__WORK TO DO__.
Please give the items again from the start through the line with "- task-item: 1)", swapping "Великобритании" for "Англии" and changing nothing else.
>> begin DATA FOR PROCESSING
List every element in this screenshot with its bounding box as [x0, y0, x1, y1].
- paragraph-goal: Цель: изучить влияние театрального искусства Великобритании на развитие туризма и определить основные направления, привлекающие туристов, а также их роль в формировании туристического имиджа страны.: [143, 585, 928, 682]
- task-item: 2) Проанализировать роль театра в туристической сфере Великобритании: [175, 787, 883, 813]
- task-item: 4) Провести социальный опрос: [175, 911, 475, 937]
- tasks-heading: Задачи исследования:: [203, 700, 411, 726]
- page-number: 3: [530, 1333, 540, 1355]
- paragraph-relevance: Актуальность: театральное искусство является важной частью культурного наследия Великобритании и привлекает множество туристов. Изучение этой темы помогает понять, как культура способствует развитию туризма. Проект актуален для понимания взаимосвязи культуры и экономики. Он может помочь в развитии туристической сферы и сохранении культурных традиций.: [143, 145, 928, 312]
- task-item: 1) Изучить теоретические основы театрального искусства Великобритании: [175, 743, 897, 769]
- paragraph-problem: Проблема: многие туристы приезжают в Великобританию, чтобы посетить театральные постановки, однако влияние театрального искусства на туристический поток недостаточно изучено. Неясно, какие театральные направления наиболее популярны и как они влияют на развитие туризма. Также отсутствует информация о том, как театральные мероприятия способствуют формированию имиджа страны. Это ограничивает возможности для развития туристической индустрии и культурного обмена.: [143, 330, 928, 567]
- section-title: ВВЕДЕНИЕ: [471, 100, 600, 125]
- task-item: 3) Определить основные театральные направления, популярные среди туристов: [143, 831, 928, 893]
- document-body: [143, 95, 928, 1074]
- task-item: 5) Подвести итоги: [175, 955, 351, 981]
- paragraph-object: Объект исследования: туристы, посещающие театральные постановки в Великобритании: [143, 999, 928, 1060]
>> end DATA FOR PROCESSING
__WORKED SOLUTION__.
List every element in this screenshot with its bounding box as [x0, y0, x1, y1].
- paragraph-goal: Цель: изучить влияние театрального искусства Англии на развитие туризма и определить основные направления, привлекающие туристов, а также их роль в формировании туристического имиджа страны.: [143, 585, 928, 682]
- task-item: 2) Проанализировать роль театра в туристической сфере Англии: [175, 787, 883, 813]
- task-item: 4) Провести социальный опрос: [175, 911, 475, 937]
- tasks-heading: Задачи исследования:: [203, 700, 411, 726]
- page-number: 3: [530, 1333, 540, 1355]
- paragraph-relevance: Актуальность: театральное искусство является важной частью культурного наследия Англии и привлекает множество туристов. Изучение этой темы помогает понять, как культура способствует развитию туризма. Проект актуален для понимания взаимосвязи культуры и экономики. Он может помочь в развитии туристической сферы и сохранении культурных традиций.: [143, 145, 928, 312]
- task-item: 1) Изучить теоретические основы театрального искусства Англии: [175, 743, 897, 769]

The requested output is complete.